§ Aim:
Please reproduce, without any change, the lines of the data below from its first line through the line containing "mcafee-icon[interactable] xyxy=(298,1040,338,1080)", inclusive.

Labeled box data:
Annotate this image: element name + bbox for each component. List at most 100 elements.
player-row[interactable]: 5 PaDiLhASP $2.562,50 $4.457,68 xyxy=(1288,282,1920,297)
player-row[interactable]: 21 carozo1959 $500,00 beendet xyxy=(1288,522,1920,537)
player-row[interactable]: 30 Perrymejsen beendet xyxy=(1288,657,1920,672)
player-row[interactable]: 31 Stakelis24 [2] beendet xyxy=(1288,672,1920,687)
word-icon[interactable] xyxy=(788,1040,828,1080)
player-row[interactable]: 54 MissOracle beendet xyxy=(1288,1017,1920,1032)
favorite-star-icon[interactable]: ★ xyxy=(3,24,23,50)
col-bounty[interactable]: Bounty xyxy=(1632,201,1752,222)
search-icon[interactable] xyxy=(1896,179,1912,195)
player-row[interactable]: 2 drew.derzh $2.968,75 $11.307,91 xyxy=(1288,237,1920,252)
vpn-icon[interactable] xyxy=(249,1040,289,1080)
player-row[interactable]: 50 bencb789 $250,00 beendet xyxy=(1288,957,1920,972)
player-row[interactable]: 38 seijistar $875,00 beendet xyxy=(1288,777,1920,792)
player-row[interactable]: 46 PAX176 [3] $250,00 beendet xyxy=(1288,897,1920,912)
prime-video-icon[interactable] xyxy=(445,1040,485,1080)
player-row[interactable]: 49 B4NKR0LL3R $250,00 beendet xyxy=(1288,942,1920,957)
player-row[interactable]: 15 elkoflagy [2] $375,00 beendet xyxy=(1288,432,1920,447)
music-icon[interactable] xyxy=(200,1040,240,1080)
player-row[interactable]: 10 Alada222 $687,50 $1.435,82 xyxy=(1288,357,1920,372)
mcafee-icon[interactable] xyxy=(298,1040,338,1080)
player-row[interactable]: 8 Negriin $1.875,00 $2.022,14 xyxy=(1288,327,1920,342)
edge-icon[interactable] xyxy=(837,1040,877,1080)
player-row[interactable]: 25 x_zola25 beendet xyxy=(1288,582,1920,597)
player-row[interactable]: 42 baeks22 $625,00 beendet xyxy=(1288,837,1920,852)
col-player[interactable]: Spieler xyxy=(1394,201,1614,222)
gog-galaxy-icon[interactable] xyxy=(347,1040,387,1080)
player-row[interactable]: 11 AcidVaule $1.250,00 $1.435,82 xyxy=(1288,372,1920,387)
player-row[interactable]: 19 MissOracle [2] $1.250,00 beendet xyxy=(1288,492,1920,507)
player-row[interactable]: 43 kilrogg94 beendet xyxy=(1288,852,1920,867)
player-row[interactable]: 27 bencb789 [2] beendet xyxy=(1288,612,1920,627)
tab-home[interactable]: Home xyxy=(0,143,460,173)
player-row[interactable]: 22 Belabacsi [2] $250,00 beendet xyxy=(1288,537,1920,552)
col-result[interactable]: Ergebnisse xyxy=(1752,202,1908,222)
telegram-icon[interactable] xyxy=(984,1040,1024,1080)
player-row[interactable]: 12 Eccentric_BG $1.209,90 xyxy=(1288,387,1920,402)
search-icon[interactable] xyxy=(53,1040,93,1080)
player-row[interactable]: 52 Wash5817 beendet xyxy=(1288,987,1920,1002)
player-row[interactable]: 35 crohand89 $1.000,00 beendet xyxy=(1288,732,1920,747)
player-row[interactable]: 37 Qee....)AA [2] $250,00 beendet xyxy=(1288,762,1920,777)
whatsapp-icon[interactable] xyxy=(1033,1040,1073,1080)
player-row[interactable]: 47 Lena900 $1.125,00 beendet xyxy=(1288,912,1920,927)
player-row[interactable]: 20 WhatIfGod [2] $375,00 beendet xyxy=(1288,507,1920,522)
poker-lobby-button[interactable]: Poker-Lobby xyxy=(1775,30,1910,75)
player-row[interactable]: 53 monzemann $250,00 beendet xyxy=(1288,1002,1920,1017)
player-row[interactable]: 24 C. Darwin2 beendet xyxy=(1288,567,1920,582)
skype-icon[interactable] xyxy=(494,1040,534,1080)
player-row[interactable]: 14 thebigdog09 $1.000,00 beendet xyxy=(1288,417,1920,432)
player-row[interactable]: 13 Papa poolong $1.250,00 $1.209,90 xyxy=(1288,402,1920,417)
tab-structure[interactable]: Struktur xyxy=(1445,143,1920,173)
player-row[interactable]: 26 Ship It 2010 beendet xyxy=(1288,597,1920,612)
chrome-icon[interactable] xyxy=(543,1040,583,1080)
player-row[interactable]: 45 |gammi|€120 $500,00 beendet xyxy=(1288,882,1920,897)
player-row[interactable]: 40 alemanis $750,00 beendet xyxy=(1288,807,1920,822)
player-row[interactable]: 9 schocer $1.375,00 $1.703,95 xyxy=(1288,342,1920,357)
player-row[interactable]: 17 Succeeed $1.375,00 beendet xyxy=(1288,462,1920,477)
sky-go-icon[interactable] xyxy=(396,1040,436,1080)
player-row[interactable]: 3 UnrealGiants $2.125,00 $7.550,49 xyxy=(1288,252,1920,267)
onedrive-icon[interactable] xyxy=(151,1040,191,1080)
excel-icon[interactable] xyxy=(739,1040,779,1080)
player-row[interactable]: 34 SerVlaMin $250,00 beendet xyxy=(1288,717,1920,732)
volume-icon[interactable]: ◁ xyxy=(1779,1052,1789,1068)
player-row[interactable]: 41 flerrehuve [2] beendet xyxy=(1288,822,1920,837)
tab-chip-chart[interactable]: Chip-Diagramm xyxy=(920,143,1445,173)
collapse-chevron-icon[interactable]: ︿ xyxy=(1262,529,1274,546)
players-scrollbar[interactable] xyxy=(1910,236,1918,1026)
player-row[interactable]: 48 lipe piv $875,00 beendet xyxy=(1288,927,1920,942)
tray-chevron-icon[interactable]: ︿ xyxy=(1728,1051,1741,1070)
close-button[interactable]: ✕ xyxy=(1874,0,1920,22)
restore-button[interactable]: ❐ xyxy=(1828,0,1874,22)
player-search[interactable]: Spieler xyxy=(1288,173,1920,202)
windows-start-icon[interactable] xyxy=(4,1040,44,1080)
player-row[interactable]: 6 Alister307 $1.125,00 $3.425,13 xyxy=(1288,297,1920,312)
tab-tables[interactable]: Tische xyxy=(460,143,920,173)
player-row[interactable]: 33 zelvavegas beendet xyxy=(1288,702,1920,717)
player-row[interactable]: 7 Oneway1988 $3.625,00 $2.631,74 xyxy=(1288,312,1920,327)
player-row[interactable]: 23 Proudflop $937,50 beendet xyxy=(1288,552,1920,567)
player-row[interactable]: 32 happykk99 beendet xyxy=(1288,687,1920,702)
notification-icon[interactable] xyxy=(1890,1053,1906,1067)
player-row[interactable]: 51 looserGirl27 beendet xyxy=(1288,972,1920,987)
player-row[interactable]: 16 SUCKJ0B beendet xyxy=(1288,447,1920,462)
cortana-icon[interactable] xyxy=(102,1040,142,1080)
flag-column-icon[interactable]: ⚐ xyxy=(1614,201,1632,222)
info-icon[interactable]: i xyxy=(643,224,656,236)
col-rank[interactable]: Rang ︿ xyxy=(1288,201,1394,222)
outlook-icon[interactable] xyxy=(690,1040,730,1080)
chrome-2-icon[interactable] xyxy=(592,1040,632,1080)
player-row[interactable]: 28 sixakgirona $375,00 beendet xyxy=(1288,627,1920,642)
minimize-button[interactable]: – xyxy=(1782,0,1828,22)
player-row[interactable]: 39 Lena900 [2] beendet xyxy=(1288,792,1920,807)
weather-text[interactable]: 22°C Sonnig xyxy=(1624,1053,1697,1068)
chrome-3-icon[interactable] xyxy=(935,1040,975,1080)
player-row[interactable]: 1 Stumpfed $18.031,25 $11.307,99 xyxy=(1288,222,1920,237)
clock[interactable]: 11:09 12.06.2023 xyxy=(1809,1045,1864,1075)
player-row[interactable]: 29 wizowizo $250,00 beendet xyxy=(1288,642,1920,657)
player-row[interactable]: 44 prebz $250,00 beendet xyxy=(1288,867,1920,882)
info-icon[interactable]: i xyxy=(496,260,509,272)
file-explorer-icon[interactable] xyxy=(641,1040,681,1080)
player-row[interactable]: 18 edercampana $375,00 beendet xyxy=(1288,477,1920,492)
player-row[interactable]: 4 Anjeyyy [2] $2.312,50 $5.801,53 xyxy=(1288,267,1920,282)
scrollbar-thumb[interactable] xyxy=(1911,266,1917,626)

§ Exercise output:
Annotate this image: element name + bbox for each component. List at most 100 elements.
player-row[interactable]: 5 PaDiLhASP $2.562,50 $4.457,68 xyxy=(1288,282,1920,297)
player-row[interactable]: 21 carozo1959 $500,00 beendet xyxy=(1288,522,1920,537)
player-row[interactable]: 30 Perrymejsen beendet xyxy=(1288,657,1920,672)
player-row[interactable]: 31 Stakelis24 [2] beendet xyxy=(1288,672,1920,687)
word-icon[interactable] xyxy=(788,1040,828,1080)
player-row[interactable]: 54 MissOracle beendet xyxy=(1288,1017,1920,1032)
favorite-star-icon[interactable]: ★ xyxy=(3,24,23,50)
col-bounty[interactable]: Bounty xyxy=(1632,201,1752,222)
search-icon[interactable] xyxy=(1896,179,1912,195)
player-row[interactable]: 2 drew.derzh $2.968,75 $11.307,91 xyxy=(1288,237,1920,252)
vpn-icon[interactable] xyxy=(249,1040,289,1080)
player-row[interactable]: 50 bencb789 $250,00 beendet xyxy=(1288,957,1920,972)
player-row[interactable]: 38 seijistar $875,00 beendet xyxy=(1288,777,1920,792)
player-row[interactable]: 46 PAX176 [3] $250,00 beendet xyxy=(1288,897,1920,912)
prime-video-icon[interactable] xyxy=(445,1040,485,1080)
player-row[interactable]: 49 B4NKR0LL3R $250,00 beendet xyxy=(1288,942,1920,957)
player-row[interactable]: 15 elkoflagy [2] $375,00 beendet xyxy=(1288,432,1920,447)
music-icon[interactable] xyxy=(200,1040,240,1080)
player-row[interactable]: 10 Alada222 $687,50 $1.435,82 xyxy=(1288,357,1920,372)
mcafee-icon[interactable] xyxy=(298,1040,338,1080)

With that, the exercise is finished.